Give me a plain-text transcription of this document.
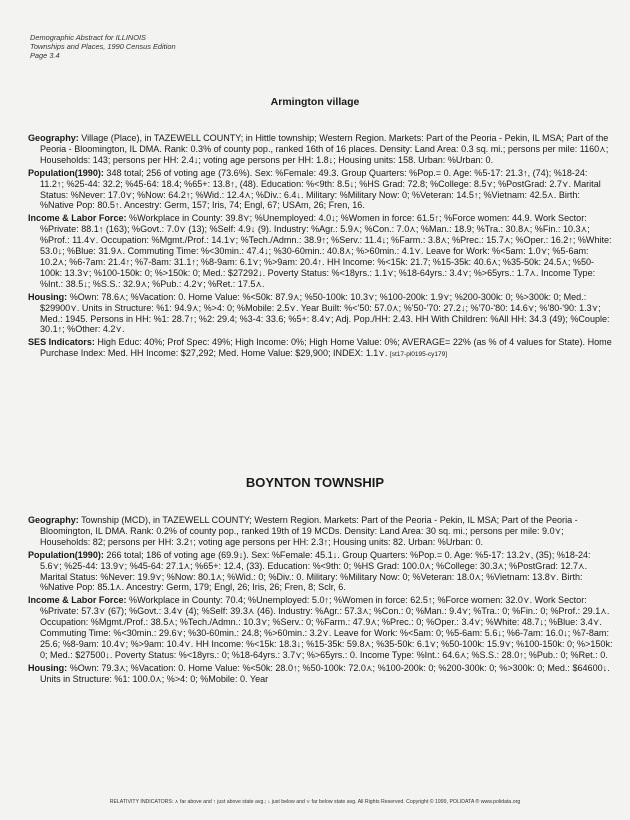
Demographic Abstract for ILLINOIS
Townships and Places, 1990 Census Edition
Page 3.4
Armington village

Geography: Village (Place), in TAZEWELL COUNTY; in Hittle township; Western Region. Markets: Part of the Peoria - Pekin, IL MSA; Part of the Peoria - Bloomington, IL DMA. Rank: 0.3% of county pop., ranked 16th of 16 places. Density: Land Area: 0.3 sq. mi.; persons per mile: 1160⋏; Households: 143; persons per HH: 2.4↓; voting age persons per HH: 1.8↓; Housing units: 158. Urban: %Urban: 0.

Population(1990): 348 total; 256 of voting age (73.6%). Sex: %Female: 49.3. Group Quarters: %Pop.= 0. Age: %5-17: 21.3↑, (74); %18-24: 11.2↑; %25-44: 32.2; %45-64: 18.4; %65+: 13.8↑, (48). Education: %<9th: 8.5↓; %HS Grad: 72.8; %College: 8.5⋎; %PostGrad: 2.7⋎. Marital Status: %Never: 17.0⋎; %Now: 64.2↑; %Wid.: 12.4⋏; %Div.: 6.4↓. Military: %Military Now: 0; %Veteran: 14.5↑; %Vietnam: 42.5⋏. Birth: %Native Pop: 80.5↑. Ancestry: Germ, 157; Iris, 74; Engl, 67; USAm, 26; Fren, 16.

Income & Labor Force: %Workplace in County: 39.8⋎; %Unemployed: 4.0↓; %Women in force: 61.5↑; %Force women: 44.9. Work Sector: %Private: 88.1↑ (163); %Govt.: 7.0⋎ (13); %Self: 4.9↓ (9). Industry: %Agr.: 5.9⋏; %Con.: 7.0⋏; %Man.: 18.9; %Tra.: 30.8⋏; %Fin.: 10.3⋏; %Prof.: 11.4⋎. Occupation: %Mgmt./Prof.: 14.1⋎; %Tech./Admn.: 38.9↑; %Serv.: 11.4↓; %Farm.: 3.8⋏; %Prec.: 15.7⋏; %Oper.: 16.2↑; %White: 53.0↓; %Blue: 31.9⋏. Commuting Time: %<30min.: 47.4↓; %30-60min.: 40.8⋏; %>60min.: 4.1⋎. Leave for Work: %<5am: 1.0⋎; %5-6am: 10.2⋏; %6-7am: 21.4↑; %7-8am: 31.1↑; %8-9am: 6.1⋎; %>9am: 20.4↑. HH Income: %<15k: 21.7; %15-35k: 40.6⋏; %35-50k: 24.5⋏; %50-100k: 13.3⋎; %100-150k: 0; %>150k: 0; Med.: $27292↓. Poverty Status: %<18yrs.: 1.1⋎; %18-64yrs.: 3.4⋎; %>65yrs.: 1.7⋏. Income Type: %Int.: 38.5↓; %S.S.: 32.9⋏; %Pub.: 4.2⋎; %Ret.: 17.5⋏.

Housing: %Own: 78.6⋏; %Vacation: 0. Home Value: %<50k: 87.9⋏; %50-100k: 10.3⋎; %100-200k: 1.9⋎; %200-300k: 0; %>300k: 0; Med.: $29900⋎. Units in Structure: %1: 94.9⋏; %>4: 0; %Mobile: 2.5⋎. Year Built: %<'50: 57.0⋏; %'50-'70: 27.2↓; %'70-'80: 14.6⋎; %'80-'90: 1.3⋎; Med.: 1945. Persons in HH: %1: 28.7↑; %2: 29.4; %3-4: 33.6; %5+: 8.4⋎; Adj. Pop./HH: 2.43. HH With Children: %All HH: 34.3 (49); %Couple: 30.1↑; %Other: 4.2⋎.

SES Indicators: High Educ: 40%; Prof Spec: 49%; High Income: 0%; High Home Value: 0%; AVERAGE= 22% (as % of 4 values for State). Home Purchase Index: Med. HH Income: $27,292; Med. Home Value: $29,900; INDEX: 1.1⋎. [st17-pl0195-cy179]

BOYNTON TOWNSHIP

Geography: Township (MCD), in TAZEWELL COUNTY; Western Region. Markets: Part of the Peoria - Pekin, IL MSA; Part of the Peoria - Bloomington, IL DMA. Rank: 0.2% of county pop., ranked 19th of 19 MCDs. Density: Land Area: 30 sq. mi.; persons per mile: 9.0⋎; Households: 82; persons per HH: 3.2↑; voting age persons per HH: 2.3↑; Housing units: 82. Urban: %Urban: 0.

Population(1990): 266 total; 186 of voting age (69.9↓). Sex: %Female: 45.1↓. Group Quarters: %Pop.= 0. Age: %5-17: 13.2⋎, (35); %18-24: 5.6⋎; %25-44: 13.9⋎; %45-64: 27.1⋏; %65+: 12.4, (33). Education: %<9th: 0; %HS Grad: 100.0⋏; %College: 30.3⋏; %PostGrad: 12.7⋏. Marital Status: %Never: 19.9⋎; %Now: 80.1⋏; %Wid.: 0; %Div.: 0. Military: %Military Now: 0; %Veteran: 18.0⋏; %Vietnam: 13.8⋎. Birth: %Native Pop: 85.1⋏. Ancestry: Germ, 179; Engl, 26; Iris, 26; Fren, 8; Sclr, 6.

Income & Labor Force: %Workplace in County: 70.4; %Unemployed: 5.0↑; %Women in force: 62.5↑; %Force women: 32.0⋎. Work Sector: %Private: 57.3⋎ (67); %Govt.: 3.4⋎ (4); %Self: 39.3⋏ (46). Industry: %Agr.: 57.3⋏; %Con.: 0; %Man.: 9.4⋎; %Tra.: 0; %Fin.: 0; %Prof.: 29.1⋏. Occupation: %Mgmt./Prof.: 38.5⋏; %Tech./Admn.: 10.3⋎; %Serv.: 0; %Farm.: 47.9⋏; %Prec.: 0; %Oper.: 3.4⋎; %White: 48.7↓; %Blue: 3.4⋎. Commuting Time: %<30min.: 29.6⋎; %30-60min.: 24.8; %>60min.: 3.2⋎. Leave for Work: %<5am: 0; %5-6am: 5.6↓; %6-7am: 16.0↓; %7-8am: 25.6; %8-9am: 10.4⋎; %>9am: 10.4⋎. HH Income: %<15k: 18.3↓; %15-35k: 59.8⋏; %35-50k: 6.1⋎; %50-100k: 15.9⋎; %100-150k: 0; %>150k: 0; Med.: $27500↓. Poverty Status: %<18yrs.: 0; %18-64yrs.: 3.7⋎; %>65yrs.: 0. Income Type: %Int.: 64.6⋏; %S.S.: 28.0↑; %Pub.: 0; %Ret.: 0.

Housing: %Own: 79.3⋏; %Vacation: 0. Home Value: %<50k: 28.0↑; %50-100k: 72.0⋏; %100-200k: 0; %200-300k: 0; %>300k: 0; Med.: $64600↓. Units in Structure: %1: 100.0⋏; %>4: 0; %Mobile: 0. Year

RELATIVITY INDICATORS: ⋏ far above and ↑ just above state avg.; ↓ just below and ⋎ far below state avg. All Rights Reserved. Copyright © 1999, POLIDATA ® www.polidata.org
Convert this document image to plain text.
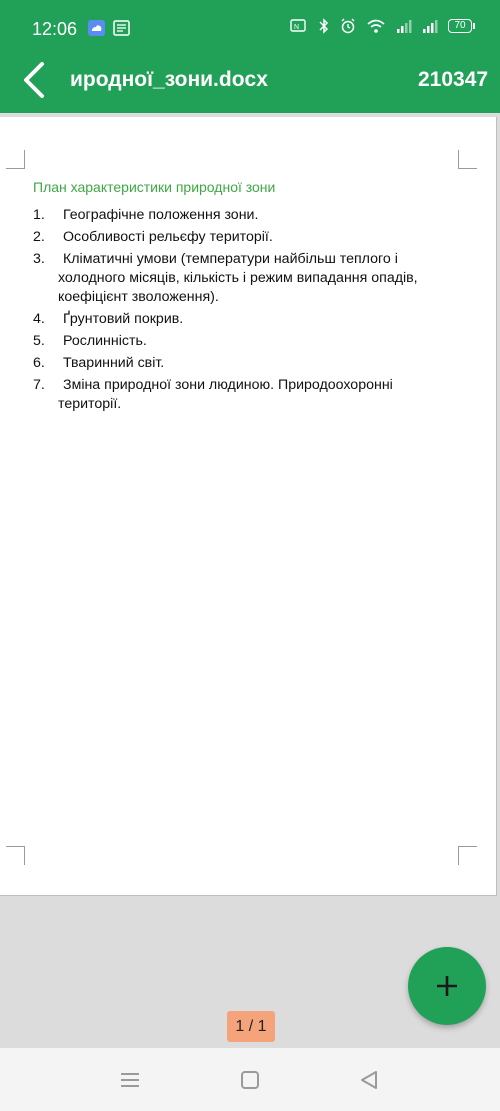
12:06	N	70
иродної_зони.docx	210347
План характеристики природної зони
1.	Географічне положення зони.
2.	Особливості рельєфу території.
3.	Кліматичні умови (температури найбільш теплого і холодного місяців, кількість і режим випадання опадів, коефіцієнт зволоження).
4.	Ґрунтовий покрив.
5.	Рослинність.
6.	Тваринний світ.
7.	Зміна природної зони людиною. Природоохоронні території.
1 / 1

Directions for this task ->
Starting at the line that contains "Convert this document image to plain text.", write out every line through the end of the entries, both ends included, without any pictures.

Expected answer ->
Convert this document image to plain text.
12:06	N	70
иродної_зони.docx	210347
План характеристики природної зони
1.	Географічне положення зони.
2.	Особливості рельєфу території.
3.	Кліматичні умови (температури найбільш теплого і холодного місяців, кількість і режим випадання опадів, коефіцієнт зволоження).
4.	Ґрунтовий покрив.
5.	Рослинність.
6.	Тваринний світ.
7.	Зміна природної зони людиною. Природоохоронні території.
1 / 1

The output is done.